[Data entries]
....................

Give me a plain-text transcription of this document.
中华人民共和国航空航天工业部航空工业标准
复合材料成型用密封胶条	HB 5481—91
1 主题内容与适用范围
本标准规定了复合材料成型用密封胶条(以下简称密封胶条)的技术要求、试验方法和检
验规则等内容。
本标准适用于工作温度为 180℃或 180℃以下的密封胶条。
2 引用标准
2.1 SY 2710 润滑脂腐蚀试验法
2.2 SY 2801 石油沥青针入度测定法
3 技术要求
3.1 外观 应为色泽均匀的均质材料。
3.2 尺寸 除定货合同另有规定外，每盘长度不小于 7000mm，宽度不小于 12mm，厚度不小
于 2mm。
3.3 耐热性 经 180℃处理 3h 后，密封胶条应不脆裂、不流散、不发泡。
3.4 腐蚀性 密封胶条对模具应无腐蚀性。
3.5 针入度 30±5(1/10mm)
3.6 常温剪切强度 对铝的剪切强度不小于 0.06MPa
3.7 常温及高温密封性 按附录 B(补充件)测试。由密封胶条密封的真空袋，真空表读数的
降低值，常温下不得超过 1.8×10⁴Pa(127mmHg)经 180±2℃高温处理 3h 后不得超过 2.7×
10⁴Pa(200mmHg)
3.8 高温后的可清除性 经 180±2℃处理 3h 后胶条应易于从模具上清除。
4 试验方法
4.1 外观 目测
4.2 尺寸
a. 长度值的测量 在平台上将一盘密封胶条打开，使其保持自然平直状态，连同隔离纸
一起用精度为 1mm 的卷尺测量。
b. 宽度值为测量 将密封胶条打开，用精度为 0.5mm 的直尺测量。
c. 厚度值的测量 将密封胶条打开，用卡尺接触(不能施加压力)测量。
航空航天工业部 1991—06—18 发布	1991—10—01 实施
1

....................

Go through the records and copy each line with "将密封胶条打开" in it.

## Response to this exercise
b. 宽度值为测量 将密封胶条打开，用精度为 0.5mm 的直尺测量。
c. 厚度值的测量 将密封胶条打开，用卡尺接触(不能施加压力)测量。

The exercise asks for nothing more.